Problem to solve: Answer with nothing but a number: how many lines include the word "script"?

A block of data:

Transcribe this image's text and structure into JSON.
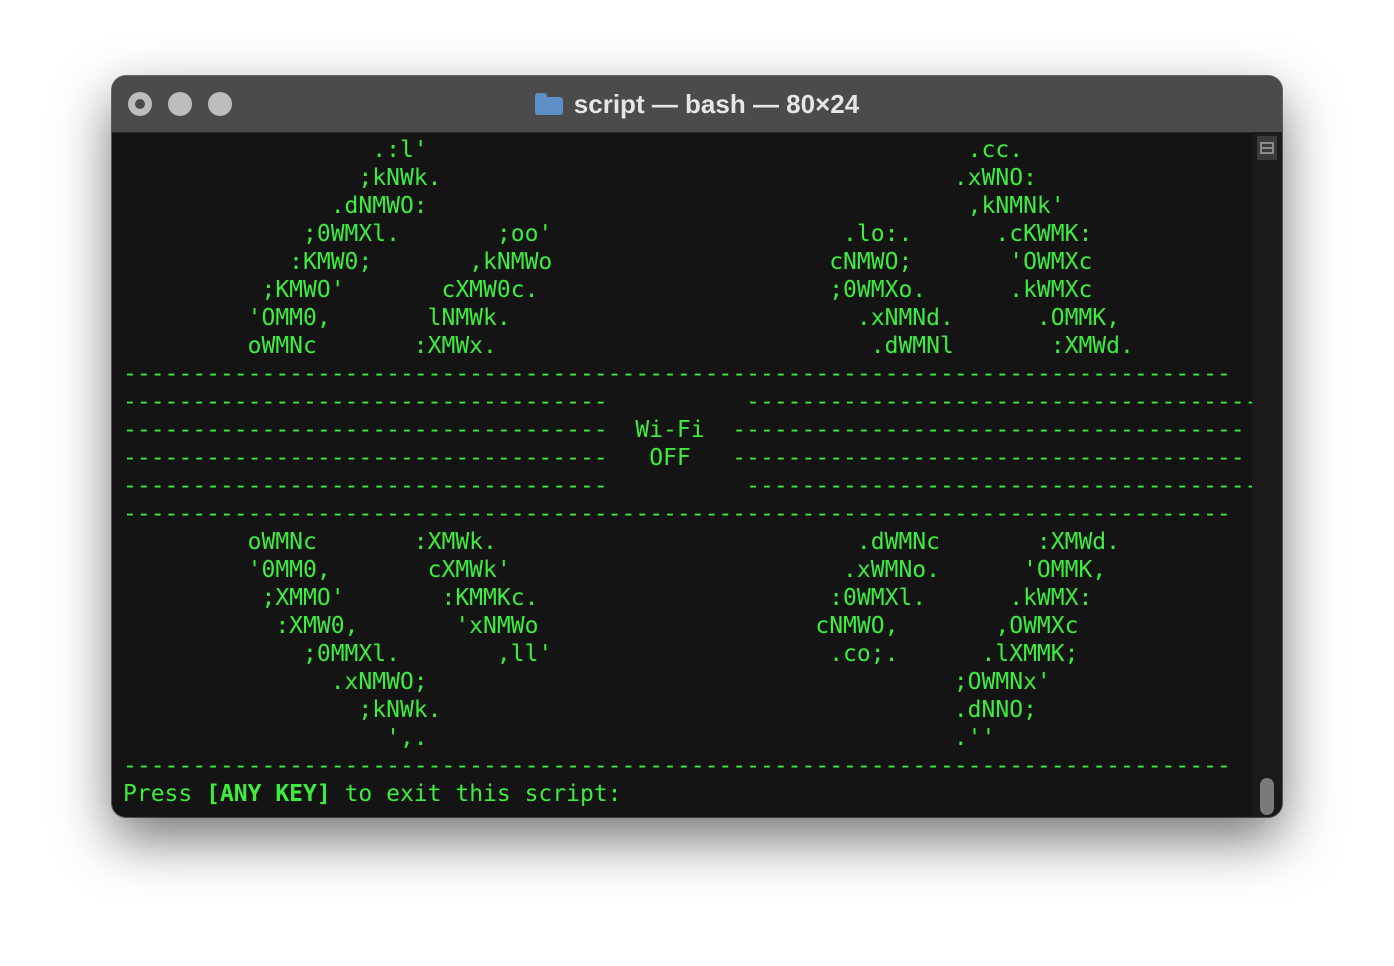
{
  "window": {
    "title": "script — bash — 80×24",
    "title_icon": "folder-icon"
  },
  "terminal": {
    "text_color": "#3ded3d",
    "background": "#141414",
    "lines": [
      "                  .:l'                                       .cc.",
      "                 ;kNWk.                                     .xWNO:",
      "               .dNMWO:                                       ,kNMNk'",
      "             ;0WMXl.       ;oo'                     .lo:.      .cKWMK:",
      "            :KMW0;       ,kNMWo                    cNMWO;       'OWMXc",
      "          ;KMWO'       cXMW0c.                     ;0WMXo.      .kWMXc",
      "         'OMM0,       lNMWk.                         .xNMNd.      .OMMK,",
      "         oWMNc       :XMWx.                           .dWMNl       :XMWd.",
      "--------------------------------------------------------------------------------",
      "-----------------------------------          -------------------------------------",
      "-----------------------------------  Wi-Fi  -------------------------------------",
      "-----------------------------------   OFF   -------------------------------------",
      "-----------------------------------          -------------------------------------",
      "--------------------------------------------------------------------------------",
      "         oWMNc       :XMWk.                          .dWMNc       :XMWd.",
      "         '0MM0,       cXMWk'                        .xWMNo.      'OMMK,",
      "          ;XMMO'       :KMMKc.                     :0WMXl.      .kWMX:",
      "           :XMW0,       'xNMWo                    cNMWO,       ,OWMXc",
      "             ;0MMXl.       ,ll'                    .co;.      .lXMMK;",
      "               .xNMWO;                                      ;OWMNx'",
      "                 ;kNWk.                                     .dNNO;",
      "                   ',.                                      .''",
      "--------------------------------------------------------------------------------"
    ],
    "prompt": {
      "before": "Press ",
      "key": "[ANY KEY]",
      "after": " to exit this script:"
    }
  }
}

Result below: 2